____ RECORD SET

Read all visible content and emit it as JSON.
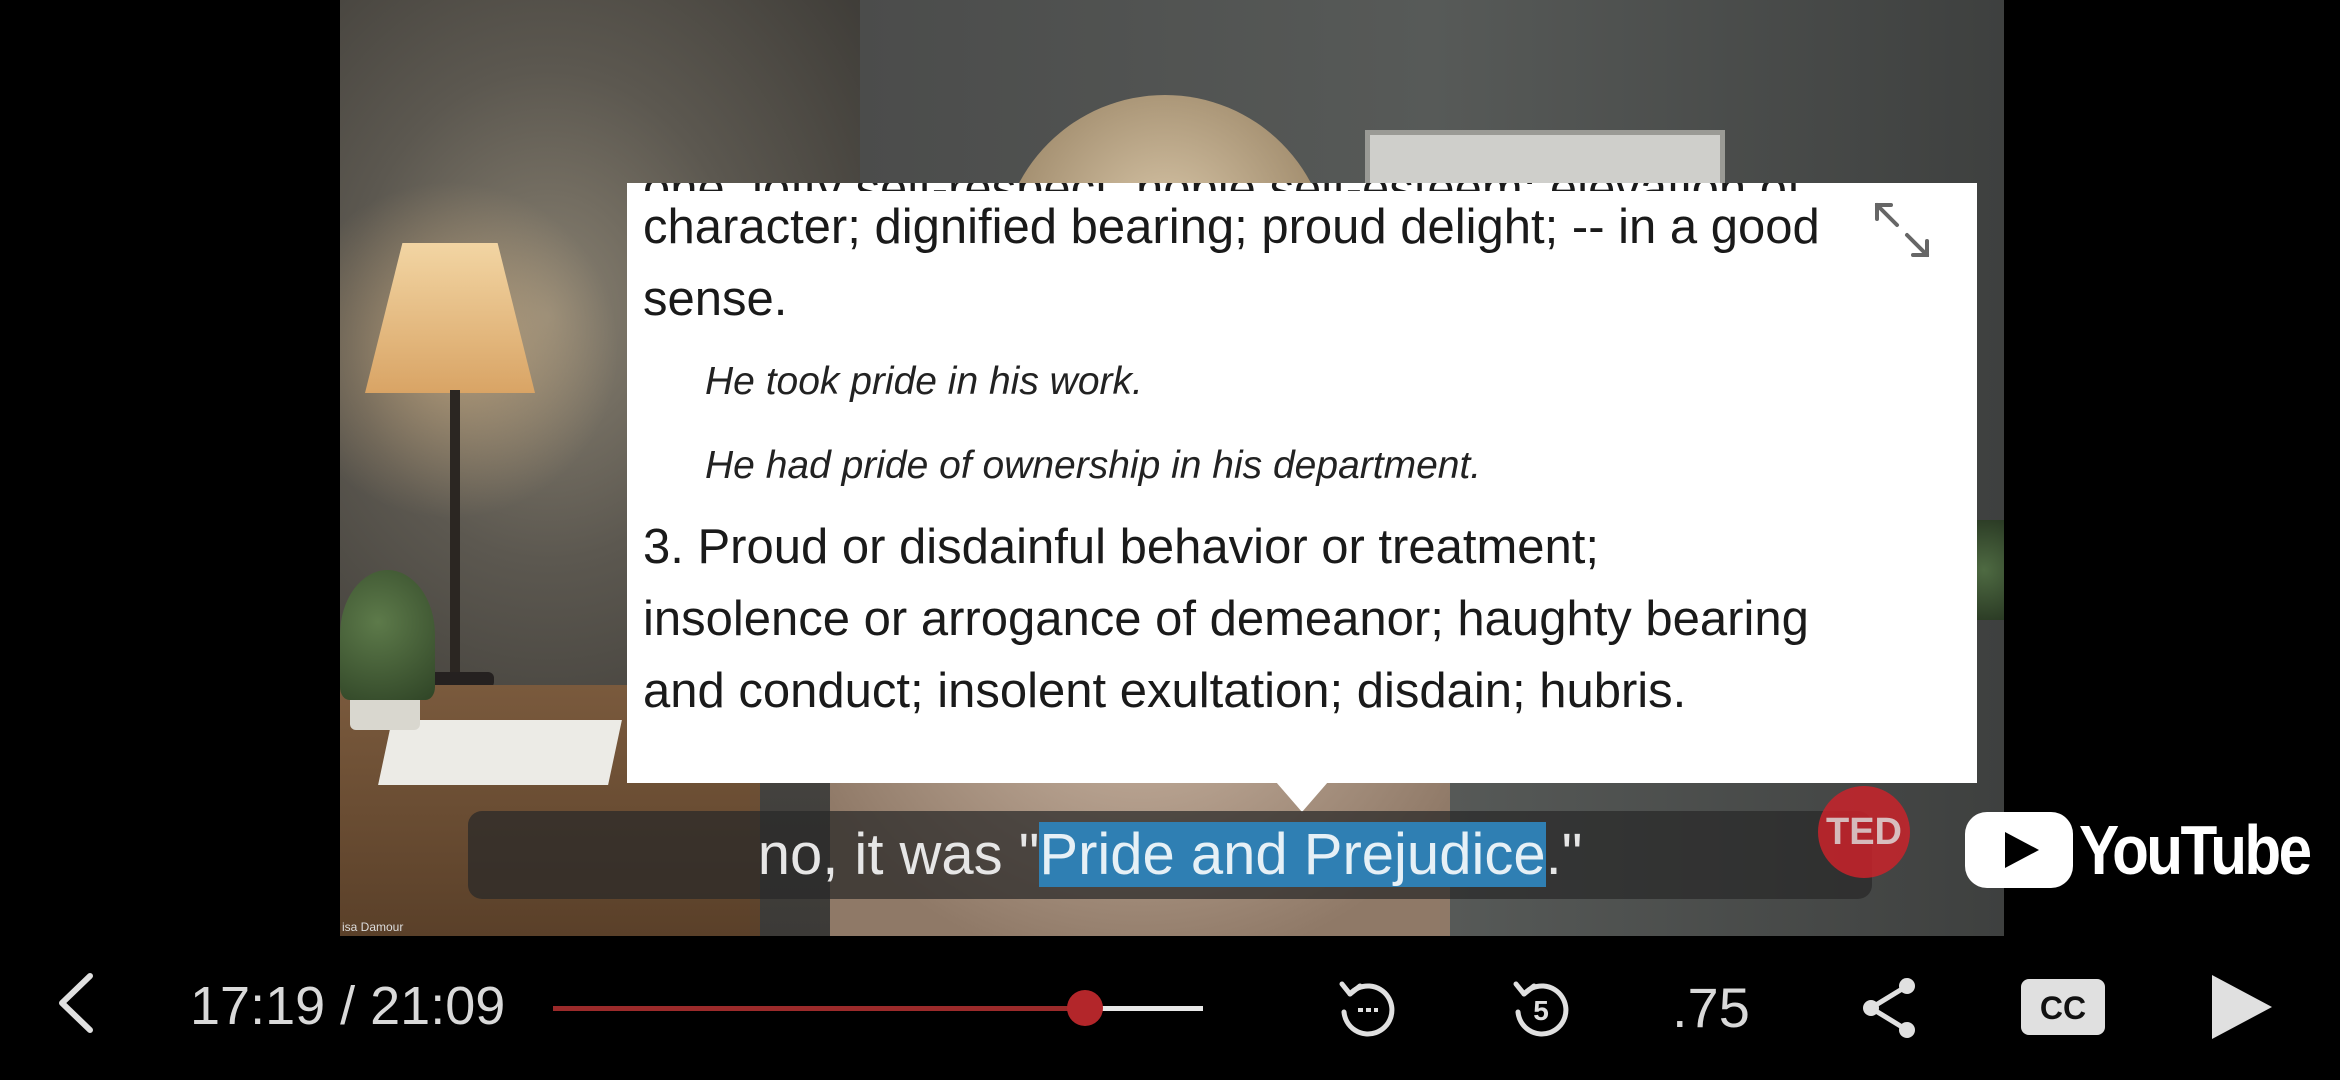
{
  "video": {
    "speaker_tag": "isa Damour"
  },
  "popup": {
    "clipped_line": "one, lofty self-respect, noble self-esteem; elevation of",
    "lines": [
      "character; dignified bearing; proud delight; -- in a good",
      "sense."
    ],
    "examples": [
      "He took pride in his work.",
      "He had pride of ownership in his department."
    ],
    "definition_3": [
      "3. Proud or disdainful behavior or treatment;",
      "insolence or arrogance of demeanor; haughty bearing",
      "and conduct; insolent exultation; disdain; hubris."
    ],
    "expand_icon": "expand-arrows-icon"
  },
  "caption": {
    "before": "no, it was \"",
    "highlight": "Pride and Prejudice",
    "after": ".\""
  },
  "branding": {
    "ted": "TED",
    "youtube": "YouTube"
  },
  "controls": {
    "time": "17:19 / 21:09",
    "progress_fraction": 0.818,
    "speed": ".75",
    "icons": [
      "back-icon",
      "replay-icon",
      "rewind-5-icon",
      "share-icon",
      "cc-icon",
      "play-icon"
    ],
    "accent_color": "#b3262a"
  }
}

________

Quote every record above exactly, leaving out the pictures.

Read all visible content and emit it as JSON.
{
  "video": {
    "speaker_tag": "isa Damour"
  },
  "popup": {
    "clipped_line": "one, lofty self-respect, noble self-esteem; elevation of",
    "lines": [
      "character; dignified bearing; proud delight; -- in a good",
      "sense."
    ],
    "examples": [
      "He took pride in his work.",
      "He had pride of ownership in his department."
    ],
    "definition_3": [
      "3. Proud or disdainful behavior or treatment;",
      "insolence or arrogance of demeanor; haughty bearing",
      "and conduct; insolent exultation; disdain; hubris."
    ],
    "expand_icon": "expand-arrows-icon"
  },
  "caption": {
    "before": "no, it was \"",
    "highlight": "Pride and Prejudice",
    "after": ".\""
  },
  "branding": {
    "ted": "TED",
    "youtube": "YouTube"
  },
  "controls": {
    "time": "17:19 / 21:09",
    "progress_fraction": 0.818,
    "speed": ".75",
    "icons": [
      "back-icon",
      "replay-icon",
      "rewind-5-icon",
      "share-icon",
      "cc-icon",
      "play-icon"
    ],
    "accent_color": "#b3262a"
  }
}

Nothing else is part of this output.